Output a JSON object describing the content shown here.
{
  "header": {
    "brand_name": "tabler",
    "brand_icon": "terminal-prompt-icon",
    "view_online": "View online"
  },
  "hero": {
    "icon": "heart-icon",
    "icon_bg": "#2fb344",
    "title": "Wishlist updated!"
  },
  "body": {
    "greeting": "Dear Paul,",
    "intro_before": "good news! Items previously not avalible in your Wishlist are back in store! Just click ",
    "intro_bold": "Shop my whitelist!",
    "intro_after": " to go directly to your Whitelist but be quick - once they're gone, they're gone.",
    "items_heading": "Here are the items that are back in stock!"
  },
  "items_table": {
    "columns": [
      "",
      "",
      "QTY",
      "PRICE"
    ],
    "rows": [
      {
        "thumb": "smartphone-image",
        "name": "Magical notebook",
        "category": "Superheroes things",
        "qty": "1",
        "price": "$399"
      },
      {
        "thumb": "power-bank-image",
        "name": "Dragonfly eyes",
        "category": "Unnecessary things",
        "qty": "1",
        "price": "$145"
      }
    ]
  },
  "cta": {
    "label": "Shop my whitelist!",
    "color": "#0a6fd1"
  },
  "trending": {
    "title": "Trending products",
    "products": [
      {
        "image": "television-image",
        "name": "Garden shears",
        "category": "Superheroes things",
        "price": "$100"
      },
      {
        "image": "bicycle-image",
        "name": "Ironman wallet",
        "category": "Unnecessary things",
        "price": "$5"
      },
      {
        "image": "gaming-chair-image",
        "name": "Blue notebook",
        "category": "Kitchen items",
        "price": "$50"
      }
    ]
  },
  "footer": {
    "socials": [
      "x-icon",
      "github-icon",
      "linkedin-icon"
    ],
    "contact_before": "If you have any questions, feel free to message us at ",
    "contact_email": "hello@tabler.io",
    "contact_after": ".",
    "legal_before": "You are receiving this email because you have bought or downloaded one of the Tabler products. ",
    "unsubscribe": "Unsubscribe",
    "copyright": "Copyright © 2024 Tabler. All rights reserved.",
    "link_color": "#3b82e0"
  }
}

****************************************

* Requirements
Every line of the records above needs to be given again exactly.

* Written solution
Output a JSON object describing the content shown here.
{
  "header": {
    "brand_name": "tabler",
    "brand_icon": "terminal-prompt-icon",
    "view_online": "View online"
  },
  "hero": {
    "icon": "heart-icon",
    "icon_bg": "#2fb344",
    "title": "Wishlist updated!"
  },
  "body": {
    "greeting": "Dear Paul,",
    "intro_before": "good news! Items previously not avalible in your Wishlist are back in store! Just click ",
    "intro_bold": "Shop my whitelist!",
    "intro_after": " to go directly to your Whitelist but be quick - once they're gone, they're gone.",
    "items_heading": "Here are the items that are back in stock!"
  },
  "items_table": {
    "columns": [
      "",
      "",
      "QTY",
      "PRICE"
    ],
    "rows": [
      {
        "thumb": "smartphone-image",
        "name": "Magical notebook",
        "category": "Superheroes things",
        "qty": "1",
        "price": "$399"
      },
      {
        "thumb": "power-bank-image",
        "name": "Dragonfly eyes",
        "category": "Unnecessary things",
        "qty": "1",
        "price": "$145"
      }
    ]
  },
  "cta": {
    "label": "Shop my whitelist!",
    "color": "#0a6fd1"
  },
  "trending": {
    "title": "Trending products",
    "products": [
      {
        "image": "television-image",
        "name": "Garden shears",
        "category": "Superheroes things",
        "price": "$100"
      },
      {
        "image": "bicycle-image",
        "name": "Ironman wallet",
        "category": "Unnecessary things",
        "price": "$5"
      },
      {
        "image": "gaming-chair-image",
        "name": "Blue notebook",
        "category": "Kitchen items",
        "price": "$50"
      }
    ]
  },
  "footer": {
    "socials": [
      "x-icon",
      "github-icon",
      "linkedin-icon"
    ],
    "contact_before": "If you have any questions, feel free to message us at ",
    "contact_email": "hello@tabler.io",
    "contact_after": ".",
    "legal_before": "You are receiving this email because you have bought or downloaded one of the Tabler products. ",
    "unsubscribe": "Unsubscribe",
    "copyright": "Copyright © 2024 Tabler. All rights reserved.",
    "link_color": "#3b82e0"
  }
}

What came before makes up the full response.